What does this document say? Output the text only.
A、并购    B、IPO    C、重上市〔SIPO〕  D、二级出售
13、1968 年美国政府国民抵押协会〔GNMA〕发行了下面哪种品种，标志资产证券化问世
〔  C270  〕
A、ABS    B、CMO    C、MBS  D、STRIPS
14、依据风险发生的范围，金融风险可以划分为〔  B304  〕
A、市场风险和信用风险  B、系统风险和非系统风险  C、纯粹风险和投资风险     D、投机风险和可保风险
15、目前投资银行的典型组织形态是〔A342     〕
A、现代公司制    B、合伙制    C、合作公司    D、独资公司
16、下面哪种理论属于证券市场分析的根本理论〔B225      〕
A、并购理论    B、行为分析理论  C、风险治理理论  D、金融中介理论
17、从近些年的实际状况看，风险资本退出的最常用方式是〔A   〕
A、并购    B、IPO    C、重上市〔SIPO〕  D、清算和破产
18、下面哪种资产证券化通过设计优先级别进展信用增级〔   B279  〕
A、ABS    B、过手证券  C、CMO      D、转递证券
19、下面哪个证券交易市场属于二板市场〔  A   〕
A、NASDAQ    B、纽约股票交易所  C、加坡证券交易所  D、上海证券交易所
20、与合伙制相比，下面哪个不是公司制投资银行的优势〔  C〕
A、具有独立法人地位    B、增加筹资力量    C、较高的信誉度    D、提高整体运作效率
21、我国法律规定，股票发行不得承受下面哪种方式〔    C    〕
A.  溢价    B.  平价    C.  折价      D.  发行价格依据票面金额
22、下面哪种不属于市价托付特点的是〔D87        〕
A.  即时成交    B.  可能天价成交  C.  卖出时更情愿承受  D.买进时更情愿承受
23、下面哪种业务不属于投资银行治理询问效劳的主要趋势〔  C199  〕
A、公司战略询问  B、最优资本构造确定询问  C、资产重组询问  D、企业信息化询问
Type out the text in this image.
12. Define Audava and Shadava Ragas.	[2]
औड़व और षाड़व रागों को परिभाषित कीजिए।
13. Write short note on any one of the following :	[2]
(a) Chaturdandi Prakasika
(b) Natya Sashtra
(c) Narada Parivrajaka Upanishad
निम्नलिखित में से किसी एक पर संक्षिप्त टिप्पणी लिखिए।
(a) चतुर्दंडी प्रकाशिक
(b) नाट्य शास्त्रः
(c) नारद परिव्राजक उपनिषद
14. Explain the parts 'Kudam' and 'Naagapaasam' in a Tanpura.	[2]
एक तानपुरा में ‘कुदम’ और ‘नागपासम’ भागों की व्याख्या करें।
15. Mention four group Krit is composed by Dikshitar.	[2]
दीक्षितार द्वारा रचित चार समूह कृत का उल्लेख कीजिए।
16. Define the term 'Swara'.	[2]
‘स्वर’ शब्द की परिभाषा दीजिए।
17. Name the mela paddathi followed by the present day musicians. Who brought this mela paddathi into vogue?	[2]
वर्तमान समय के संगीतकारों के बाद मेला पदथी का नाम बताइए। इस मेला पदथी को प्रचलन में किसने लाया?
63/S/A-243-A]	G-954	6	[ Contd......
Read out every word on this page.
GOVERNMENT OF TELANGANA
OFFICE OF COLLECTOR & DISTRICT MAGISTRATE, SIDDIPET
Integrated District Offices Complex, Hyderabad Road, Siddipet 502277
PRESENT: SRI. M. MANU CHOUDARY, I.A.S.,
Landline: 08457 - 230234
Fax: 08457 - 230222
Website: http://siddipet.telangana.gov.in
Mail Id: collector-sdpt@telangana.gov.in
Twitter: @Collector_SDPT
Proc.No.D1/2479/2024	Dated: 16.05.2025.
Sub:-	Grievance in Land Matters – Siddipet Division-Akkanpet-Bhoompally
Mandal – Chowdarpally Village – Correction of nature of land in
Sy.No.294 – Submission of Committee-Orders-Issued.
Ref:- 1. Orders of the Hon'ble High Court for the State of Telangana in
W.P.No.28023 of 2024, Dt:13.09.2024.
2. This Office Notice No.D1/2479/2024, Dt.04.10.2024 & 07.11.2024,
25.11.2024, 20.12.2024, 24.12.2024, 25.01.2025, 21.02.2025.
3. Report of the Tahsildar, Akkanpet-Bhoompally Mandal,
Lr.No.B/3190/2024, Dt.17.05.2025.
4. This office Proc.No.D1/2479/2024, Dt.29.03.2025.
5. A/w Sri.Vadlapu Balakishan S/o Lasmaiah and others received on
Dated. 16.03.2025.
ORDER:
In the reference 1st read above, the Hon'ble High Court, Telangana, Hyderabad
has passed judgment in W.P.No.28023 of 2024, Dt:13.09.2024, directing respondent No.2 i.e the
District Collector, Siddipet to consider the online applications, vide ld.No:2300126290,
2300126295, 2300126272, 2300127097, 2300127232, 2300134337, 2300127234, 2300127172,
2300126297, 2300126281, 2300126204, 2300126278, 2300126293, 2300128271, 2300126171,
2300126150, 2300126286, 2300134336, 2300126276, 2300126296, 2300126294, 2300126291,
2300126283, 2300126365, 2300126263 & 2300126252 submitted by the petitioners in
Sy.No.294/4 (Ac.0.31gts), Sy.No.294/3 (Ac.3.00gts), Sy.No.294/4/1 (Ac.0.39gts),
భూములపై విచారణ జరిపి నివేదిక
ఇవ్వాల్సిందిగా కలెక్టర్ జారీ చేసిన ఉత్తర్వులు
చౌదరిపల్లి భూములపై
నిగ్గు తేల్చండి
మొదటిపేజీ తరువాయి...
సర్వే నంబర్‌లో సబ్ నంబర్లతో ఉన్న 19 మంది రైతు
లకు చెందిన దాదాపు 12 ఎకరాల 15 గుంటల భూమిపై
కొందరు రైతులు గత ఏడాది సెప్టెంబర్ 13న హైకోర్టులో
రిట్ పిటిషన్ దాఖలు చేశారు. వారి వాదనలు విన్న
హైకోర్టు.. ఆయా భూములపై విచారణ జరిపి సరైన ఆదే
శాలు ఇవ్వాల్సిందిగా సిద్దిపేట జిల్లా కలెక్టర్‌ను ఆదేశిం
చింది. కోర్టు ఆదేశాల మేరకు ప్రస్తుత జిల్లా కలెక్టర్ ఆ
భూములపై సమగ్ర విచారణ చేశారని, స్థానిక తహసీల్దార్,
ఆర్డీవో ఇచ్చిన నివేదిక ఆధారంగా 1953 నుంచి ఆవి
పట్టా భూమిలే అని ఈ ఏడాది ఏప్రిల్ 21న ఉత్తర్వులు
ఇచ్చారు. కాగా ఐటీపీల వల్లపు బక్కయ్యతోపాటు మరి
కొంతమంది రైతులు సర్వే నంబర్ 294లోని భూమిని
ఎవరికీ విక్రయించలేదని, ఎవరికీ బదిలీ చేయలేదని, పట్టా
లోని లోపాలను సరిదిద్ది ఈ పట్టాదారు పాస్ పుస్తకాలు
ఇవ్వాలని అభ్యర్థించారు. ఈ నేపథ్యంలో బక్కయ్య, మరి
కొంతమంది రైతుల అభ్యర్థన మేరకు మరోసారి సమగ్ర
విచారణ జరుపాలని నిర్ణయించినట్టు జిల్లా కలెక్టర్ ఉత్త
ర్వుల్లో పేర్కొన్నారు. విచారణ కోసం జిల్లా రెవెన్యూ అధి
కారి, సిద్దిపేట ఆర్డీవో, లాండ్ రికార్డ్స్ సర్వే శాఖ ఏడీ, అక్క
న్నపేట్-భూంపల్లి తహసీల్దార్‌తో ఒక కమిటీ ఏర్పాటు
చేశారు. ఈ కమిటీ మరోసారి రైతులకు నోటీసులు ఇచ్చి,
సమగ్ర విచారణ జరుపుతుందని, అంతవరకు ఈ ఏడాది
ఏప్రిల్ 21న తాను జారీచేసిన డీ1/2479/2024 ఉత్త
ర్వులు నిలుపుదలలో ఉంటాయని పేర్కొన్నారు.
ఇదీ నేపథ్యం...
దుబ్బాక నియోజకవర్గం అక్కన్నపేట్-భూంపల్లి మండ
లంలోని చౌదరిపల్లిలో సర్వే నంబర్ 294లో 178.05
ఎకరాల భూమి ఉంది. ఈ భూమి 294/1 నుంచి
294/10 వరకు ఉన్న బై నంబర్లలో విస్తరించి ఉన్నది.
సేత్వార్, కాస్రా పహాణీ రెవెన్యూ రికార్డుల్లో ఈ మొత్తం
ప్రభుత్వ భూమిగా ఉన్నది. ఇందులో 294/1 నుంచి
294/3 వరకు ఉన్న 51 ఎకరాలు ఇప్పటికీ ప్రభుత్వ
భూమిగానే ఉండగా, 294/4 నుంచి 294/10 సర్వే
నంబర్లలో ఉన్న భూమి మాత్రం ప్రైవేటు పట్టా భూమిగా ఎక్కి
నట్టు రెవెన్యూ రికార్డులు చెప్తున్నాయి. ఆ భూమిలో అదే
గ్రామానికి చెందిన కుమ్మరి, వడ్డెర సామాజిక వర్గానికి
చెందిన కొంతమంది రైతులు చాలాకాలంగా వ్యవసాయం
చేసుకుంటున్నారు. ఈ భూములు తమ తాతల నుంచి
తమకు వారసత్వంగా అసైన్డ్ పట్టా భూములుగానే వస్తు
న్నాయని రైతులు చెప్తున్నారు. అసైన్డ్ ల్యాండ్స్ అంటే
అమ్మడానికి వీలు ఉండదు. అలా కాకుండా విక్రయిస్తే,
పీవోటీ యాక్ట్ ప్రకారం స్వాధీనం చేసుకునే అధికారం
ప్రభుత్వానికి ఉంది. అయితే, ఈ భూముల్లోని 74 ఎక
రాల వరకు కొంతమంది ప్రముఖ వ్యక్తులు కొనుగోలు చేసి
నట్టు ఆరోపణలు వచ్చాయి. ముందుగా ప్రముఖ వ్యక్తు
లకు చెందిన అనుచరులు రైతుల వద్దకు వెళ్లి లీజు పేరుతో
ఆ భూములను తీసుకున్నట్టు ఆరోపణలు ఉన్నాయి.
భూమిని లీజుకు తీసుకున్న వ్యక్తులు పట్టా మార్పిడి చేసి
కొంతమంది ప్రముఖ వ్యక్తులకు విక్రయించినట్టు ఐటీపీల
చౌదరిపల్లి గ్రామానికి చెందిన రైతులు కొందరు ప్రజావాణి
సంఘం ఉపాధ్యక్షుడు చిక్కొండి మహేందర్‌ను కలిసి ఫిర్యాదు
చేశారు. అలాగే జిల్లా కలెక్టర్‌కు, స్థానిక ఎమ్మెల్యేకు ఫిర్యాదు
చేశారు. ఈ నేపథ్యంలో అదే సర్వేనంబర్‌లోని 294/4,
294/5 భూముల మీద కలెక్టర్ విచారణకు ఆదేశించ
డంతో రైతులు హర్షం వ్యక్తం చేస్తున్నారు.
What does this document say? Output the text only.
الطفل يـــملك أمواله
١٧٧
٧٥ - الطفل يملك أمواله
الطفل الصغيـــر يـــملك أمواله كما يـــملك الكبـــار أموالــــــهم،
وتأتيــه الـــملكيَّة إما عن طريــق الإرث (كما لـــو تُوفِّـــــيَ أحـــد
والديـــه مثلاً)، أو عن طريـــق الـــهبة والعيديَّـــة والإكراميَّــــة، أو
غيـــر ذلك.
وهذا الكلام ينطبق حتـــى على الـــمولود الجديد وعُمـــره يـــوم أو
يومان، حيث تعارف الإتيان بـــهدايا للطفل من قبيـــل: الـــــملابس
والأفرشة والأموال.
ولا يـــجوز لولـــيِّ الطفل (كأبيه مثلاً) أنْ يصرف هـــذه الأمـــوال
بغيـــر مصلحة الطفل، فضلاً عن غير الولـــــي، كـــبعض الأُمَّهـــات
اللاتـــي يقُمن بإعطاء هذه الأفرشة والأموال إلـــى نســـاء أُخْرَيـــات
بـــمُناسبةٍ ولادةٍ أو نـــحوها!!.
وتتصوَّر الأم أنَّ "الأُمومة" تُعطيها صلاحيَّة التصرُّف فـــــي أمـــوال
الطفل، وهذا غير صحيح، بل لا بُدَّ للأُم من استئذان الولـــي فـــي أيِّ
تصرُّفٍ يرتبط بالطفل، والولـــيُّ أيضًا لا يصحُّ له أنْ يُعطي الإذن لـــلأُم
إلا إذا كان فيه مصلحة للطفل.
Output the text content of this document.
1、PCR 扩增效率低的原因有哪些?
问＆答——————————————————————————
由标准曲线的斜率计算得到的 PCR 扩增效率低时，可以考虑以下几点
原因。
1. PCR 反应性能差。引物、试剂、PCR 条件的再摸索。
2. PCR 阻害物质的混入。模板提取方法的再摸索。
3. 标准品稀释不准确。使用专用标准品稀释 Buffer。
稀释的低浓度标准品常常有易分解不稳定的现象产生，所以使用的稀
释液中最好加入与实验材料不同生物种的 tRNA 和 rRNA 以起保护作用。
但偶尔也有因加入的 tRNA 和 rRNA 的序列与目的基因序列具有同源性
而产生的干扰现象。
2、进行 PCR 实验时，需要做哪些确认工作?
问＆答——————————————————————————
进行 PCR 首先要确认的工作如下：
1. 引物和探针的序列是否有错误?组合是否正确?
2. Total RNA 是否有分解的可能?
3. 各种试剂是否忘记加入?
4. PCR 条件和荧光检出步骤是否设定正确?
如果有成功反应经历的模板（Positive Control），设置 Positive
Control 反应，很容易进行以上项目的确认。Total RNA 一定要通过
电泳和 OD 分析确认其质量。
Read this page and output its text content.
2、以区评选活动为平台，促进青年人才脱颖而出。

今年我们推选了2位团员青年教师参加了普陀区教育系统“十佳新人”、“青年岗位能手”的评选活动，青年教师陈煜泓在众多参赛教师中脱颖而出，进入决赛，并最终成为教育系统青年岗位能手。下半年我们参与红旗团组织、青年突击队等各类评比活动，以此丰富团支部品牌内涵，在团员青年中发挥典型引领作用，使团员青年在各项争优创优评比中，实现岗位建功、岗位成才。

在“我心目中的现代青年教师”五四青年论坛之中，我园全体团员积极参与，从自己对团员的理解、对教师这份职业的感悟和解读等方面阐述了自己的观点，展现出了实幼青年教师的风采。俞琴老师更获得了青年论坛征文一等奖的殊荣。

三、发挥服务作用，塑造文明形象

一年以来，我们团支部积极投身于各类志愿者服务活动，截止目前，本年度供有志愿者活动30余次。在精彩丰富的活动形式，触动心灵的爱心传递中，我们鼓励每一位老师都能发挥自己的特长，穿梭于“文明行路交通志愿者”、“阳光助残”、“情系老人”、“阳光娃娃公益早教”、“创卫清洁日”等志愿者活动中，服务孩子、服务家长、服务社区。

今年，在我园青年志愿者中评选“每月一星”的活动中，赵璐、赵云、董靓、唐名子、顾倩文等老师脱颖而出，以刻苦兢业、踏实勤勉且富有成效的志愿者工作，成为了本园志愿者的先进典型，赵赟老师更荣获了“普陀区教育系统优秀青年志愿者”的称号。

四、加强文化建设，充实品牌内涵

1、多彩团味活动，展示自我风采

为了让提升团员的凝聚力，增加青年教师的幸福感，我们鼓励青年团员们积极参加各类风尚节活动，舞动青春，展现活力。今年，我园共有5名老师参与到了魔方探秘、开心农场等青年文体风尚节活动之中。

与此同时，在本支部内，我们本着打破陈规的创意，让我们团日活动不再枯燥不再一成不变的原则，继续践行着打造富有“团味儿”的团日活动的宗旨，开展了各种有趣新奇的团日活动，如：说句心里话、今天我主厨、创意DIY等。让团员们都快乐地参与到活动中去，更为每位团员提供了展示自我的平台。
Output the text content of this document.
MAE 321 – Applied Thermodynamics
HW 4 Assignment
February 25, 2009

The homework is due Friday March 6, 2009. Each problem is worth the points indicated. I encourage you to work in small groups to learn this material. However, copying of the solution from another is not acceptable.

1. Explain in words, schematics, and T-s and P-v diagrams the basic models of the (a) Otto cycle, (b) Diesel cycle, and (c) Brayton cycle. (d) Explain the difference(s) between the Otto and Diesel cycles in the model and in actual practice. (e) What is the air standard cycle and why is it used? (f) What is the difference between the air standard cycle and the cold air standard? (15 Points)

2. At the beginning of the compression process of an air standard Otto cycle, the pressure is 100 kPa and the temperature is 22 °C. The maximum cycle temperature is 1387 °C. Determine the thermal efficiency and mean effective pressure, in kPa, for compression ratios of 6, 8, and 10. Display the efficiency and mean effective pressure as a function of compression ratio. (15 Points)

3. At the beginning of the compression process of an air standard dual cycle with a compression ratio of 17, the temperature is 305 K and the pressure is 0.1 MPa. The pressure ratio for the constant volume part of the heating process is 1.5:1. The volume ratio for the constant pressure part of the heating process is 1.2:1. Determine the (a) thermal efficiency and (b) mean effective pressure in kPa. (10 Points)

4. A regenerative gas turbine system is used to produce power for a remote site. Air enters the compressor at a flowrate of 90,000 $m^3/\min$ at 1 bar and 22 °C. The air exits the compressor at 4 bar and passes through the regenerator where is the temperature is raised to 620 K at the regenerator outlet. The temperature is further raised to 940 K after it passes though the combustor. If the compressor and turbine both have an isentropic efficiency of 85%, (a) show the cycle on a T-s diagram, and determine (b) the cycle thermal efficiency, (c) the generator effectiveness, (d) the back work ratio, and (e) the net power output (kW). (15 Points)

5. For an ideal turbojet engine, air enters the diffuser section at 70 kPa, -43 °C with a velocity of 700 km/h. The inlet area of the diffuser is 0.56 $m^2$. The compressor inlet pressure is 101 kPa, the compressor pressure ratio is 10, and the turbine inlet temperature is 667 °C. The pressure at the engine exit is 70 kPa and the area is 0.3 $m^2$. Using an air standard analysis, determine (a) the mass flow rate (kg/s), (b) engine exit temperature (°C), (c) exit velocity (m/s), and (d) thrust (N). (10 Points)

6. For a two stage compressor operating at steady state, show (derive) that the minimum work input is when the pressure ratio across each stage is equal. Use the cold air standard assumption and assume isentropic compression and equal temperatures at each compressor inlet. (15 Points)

## Exercise details
Report only how many lines of the listing hold the word "أمواله".

## Finished exercise
3